*Passage to read*.
It’s this shared hope that we always try to get to with our clients here at Amack, way before we begin to build a plan. As Simon Sinek says, “Martin Luther King had a dream; he didn’t have a plan”. If you have the hope and the belief, your team and your customers will work with you because they have that same hope and belief, not just because they want the end product, and that’s the outcome you want.


When we first speak with a new client at Amack, we always ask what their ‘hope’ is. We often get a nervous laugh and a tilt of the head, but always, the answer comes. We look not just at what their hope is but why it’s worthwhile and necessary, why it matters, why it will improve the world, why others should buy into the belief, too. The incessant ‘why’ might sound like a four-year-old but I tell you, four-year-olds know a thing or two about hope. They know that anything is possible if you really want something and that you have to ask questions and get all the information to help you reach the thing you dream about.



Once we know what and why the hope is, we like to visualise the hope a little. What will it look like? How will it feel? What will the achievement be? It could be as big as a new product launch or expansion into another country, or as small as a new, streamlined process that makes life easier for a business. The size is not important here - small hopes are just as valid as huge hopes.


The time we spend on all this is time well spent. Once we understand what your hope is, and you understand how you can get your teams and key stakeholders to hang onto that hope, too, then (and only then) is it time to make a plan.

*What you need to do*.
**a.** In the passage on hope, how do clients often react when Amack first asks what their 'hope' is?
**b.** Edit the passage on hope from "The time we" up to and including "make a plan." so that "stakeholders" becomes "partners".

*Extracted data*.
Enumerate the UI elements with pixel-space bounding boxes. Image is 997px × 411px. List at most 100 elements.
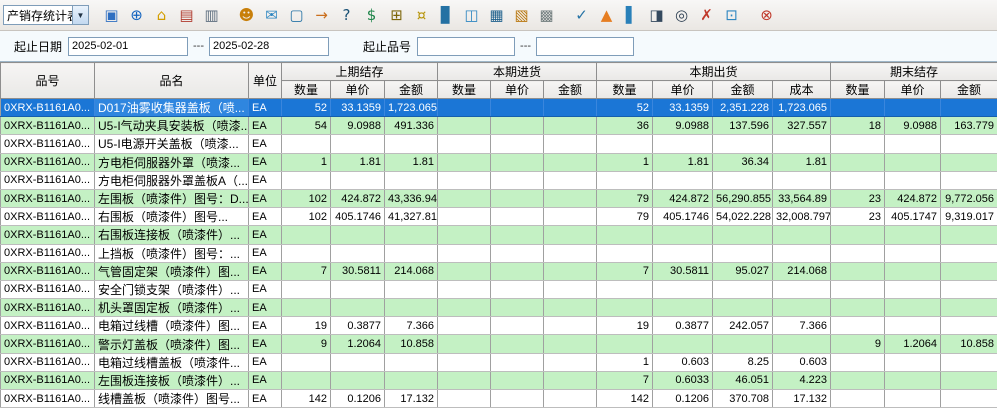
col-header-item-name[interactable]: 品名 xyxy=(95,63,249,99)
value-cell xyxy=(885,280,941,298)
value-cell xyxy=(544,208,597,226)
value-cell: 2,351.228 xyxy=(713,99,773,117)
copy-icon: ⊡ xyxy=(725,6,738,24)
start-item-input[interactable] xyxy=(417,37,515,56)
col-header-sub[interactable]: 成本 xyxy=(773,81,831,99)
table-row[interactable]: 0XRX-B1161A0...上挡板（喷漆件）图号：...EA xyxy=(1,244,997,262)
search-button[interactable]: ◎ xyxy=(669,3,694,27)
help-icon: ? xyxy=(343,6,351,24)
table-row[interactable]: 0XRX-B1161A0...U5-I气动夹具安装板（喷漆...EA549.09… xyxy=(1,117,997,135)
col-header-sub[interactable]: 金额 xyxy=(713,81,773,99)
users-button[interactable]: ☻ xyxy=(234,3,259,27)
chevron-down-icon[interactable]: ▼ xyxy=(72,6,88,24)
end-date-input[interactable] xyxy=(209,37,329,56)
col-header-sub[interactable]: 数量 xyxy=(597,81,653,99)
value-cell xyxy=(438,99,491,117)
close-window-button[interactable]: ✗ xyxy=(694,3,719,27)
globe-button[interactable]: ⊕ xyxy=(124,3,149,27)
value-cell xyxy=(491,117,544,135)
unit-cell: EA xyxy=(249,353,282,371)
display-icon: ▣ xyxy=(104,6,118,24)
value-cell: 9,319.017 xyxy=(941,208,997,226)
col-header-sub[interactable]: 数量 xyxy=(282,81,331,99)
col-header-sub[interactable]: 金额 xyxy=(385,81,438,99)
value-cell xyxy=(438,353,491,371)
table-row[interactable]: 0XRX-B1161A0...右围板连接板（喷漆件）...EA xyxy=(1,226,997,244)
end-item-input[interactable] xyxy=(536,37,634,56)
col-header-unit[interactable]: 单位 xyxy=(249,63,282,99)
value-cell xyxy=(491,244,544,262)
value-cell xyxy=(544,171,597,189)
search-icon: ◎ xyxy=(675,6,688,24)
value-cell xyxy=(331,371,385,389)
coins-button[interactable]: ¤ xyxy=(409,3,434,27)
table-row[interactable]: 0XRX-B1161A0...电箱过线槽盖板（喷漆件...EA10.6038.2… xyxy=(1,353,997,371)
arrow-right-button[interactable]: → xyxy=(309,3,334,27)
print-preview-button[interactable]: ▥ xyxy=(199,3,224,27)
home-button[interactable]: ⌂ xyxy=(149,3,174,27)
col-header-sub[interactable]: 单价 xyxy=(491,81,544,99)
value-cell: 370.708 xyxy=(713,390,773,408)
table-row[interactable]: 0XRX-B1161A0...D017油雾收集器盖板（喷...EA5233.13… xyxy=(1,99,997,117)
table-row[interactable]: 0XRX-B1161A0...气管固定架（喷漆件）图...EA730.58112… xyxy=(1,262,997,280)
start-date-input[interactable] xyxy=(68,37,188,56)
report-type-select[interactable]: 产销存统计表(含 ▼ xyxy=(3,5,89,25)
table-row[interactable]: 0XRX-B1161A0...U5-I电源开关盖板（喷漆...EA xyxy=(1,135,997,153)
value-cell xyxy=(544,117,597,135)
value-cell: 424.872 xyxy=(653,189,713,207)
mail-button[interactable]: ✉ xyxy=(259,3,284,27)
table-row[interactable]: 0XRX-B1161A0...方电柜伺服器外罩（喷漆...EA11.811.81… xyxy=(1,153,997,171)
value-cell xyxy=(491,208,544,226)
triangle-button[interactable]: ▲ xyxy=(594,3,619,27)
display-button[interactable]: ▣ xyxy=(99,3,124,27)
item-no-cell: 0XRX-B1161A0... xyxy=(1,335,95,353)
printer-button[interactable]: ▤ xyxy=(174,3,199,27)
col-header-sub[interactable]: 单价 xyxy=(331,81,385,99)
check-button[interactable]: ✓ xyxy=(569,3,594,27)
item-name-cell: 电箱过线槽（喷漆件）图... xyxy=(95,317,249,335)
value-cell: 95.027 xyxy=(713,262,773,280)
building-button[interactable]: ◨ xyxy=(644,3,669,27)
unit-cell: EA xyxy=(249,208,282,226)
help-button[interactable]: ? xyxy=(334,3,359,27)
item-range-label: 起止品号 xyxy=(363,38,411,55)
value-cell: 23 xyxy=(831,189,885,207)
value-cell xyxy=(544,317,597,335)
col-header-sub[interactable]: 数量 xyxy=(438,81,491,99)
copy-button[interactable]: ⊡ xyxy=(719,3,744,27)
value-cell: 9,772.056 xyxy=(941,189,997,207)
table-row[interactable]: 0XRX-B1161A0...右围板（喷漆件）图号...EA102405.174… xyxy=(1,208,997,226)
col-header-sub[interactable]: 单价 xyxy=(653,81,713,99)
cart-button[interactable]: ⊞ xyxy=(384,3,409,27)
value-cell xyxy=(491,153,544,171)
col-header-sub[interactable]: 数量 xyxy=(831,81,885,99)
table-row[interactable]: 0XRX-B1161A0...安全门锁支架（喷漆件）...EA xyxy=(1,280,997,298)
database-button[interactable]: ▧ xyxy=(509,3,534,27)
value-cell: 9.0988 xyxy=(331,117,385,135)
value-cell: 1 xyxy=(597,153,653,171)
table-button[interactable]: ▦ xyxy=(484,3,509,27)
dollar-button[interactable]: $ xyxy=(359,3,384,27)
toolbar-icons: ▣ ⊕⌂▤▥ ☻✉▢→? $ ⊞¤▊◫▦▧▩ ✓▲▌◨ ◎ ✗ ⊡ ⊗ xyxy=(89,3,779,27)
item-name-cell: 安全门锁支架（喷漆件）... xyxy=(95,280,249,298)
value-cell xyxy=(597,299,653,317)
value-cell xyxy=(597,226,653,244)
grid-button[interactable]: ▩ xyxy=(534,3,559,27)
col-header-item-no[interactable]: 品号 xyxy=(1,63,95,99)
chart-button[interactable]: ▊ xyxy=(434,3,459,27)
col-header-sub[interactable]: 单价 xyxy=(885,81,941,99)
col-header-sub[interactable]: 金额 xyxy=(544,81,597,99)
table-row[interactable]: 0XRX-B1161A0...警示灯盖板（喷漆件）图...EA91.206410… xyxy=(1,335,997,353)
table-row[interactable]: 0XRX-B1161A0...机头罩固定板（喷漆件）...EA xyxy=(1,299,997,317)
col-header-sub[interactable]: 金额 xyxy=(941,81,997,99)
bars-button[interactable]: ▌ xyxy=(619,3,644,27)
table-row[interactable]: 0XRX-B1161A0...左围板（喷漆件）图号：D...EA102424.8… xyxy=(1,189,997,207)
table-row[interactable]: 0XRX-B1161A0...方电柜伺服器外罩盖板A（...EA xyxy=(1,171,997,189)
window-button[interactable]: ◫ xyxy=(459,3,484,27)
document-button[interactable]: ▢ xyxy=(284,3,309,27)
table-row[interactable]: 0XRX-B1161A0...电箱过线槽（喷漆件）图...EA190.38777… xyxy=(1,317,997,335)
dollar-icon: $ xyxy=(367,6,377,24)
table-row[interactable]: 0XRX-B1161A0...左围板连接板（喷漆件）...EA70.603346… xyxy=(1,371,997,389)
exit-button[interactable]: ⊗ xyxy=(754,3,779,27)
table-row[interactable]: 0XRX-B1161A0...线槽盖板（喷漆件）图号...EA1420.1206… xyxy=(1,390,997,408)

*Final results*.
**a.** They often give a nervous laugh and a tilt of the head.

**b.**
The time we spend on all this is time well spent. Once we understand what your hope is, and you understand how you can get your teams and key partners to hang onto that hope, too, then (and only then) is it time to make a plan.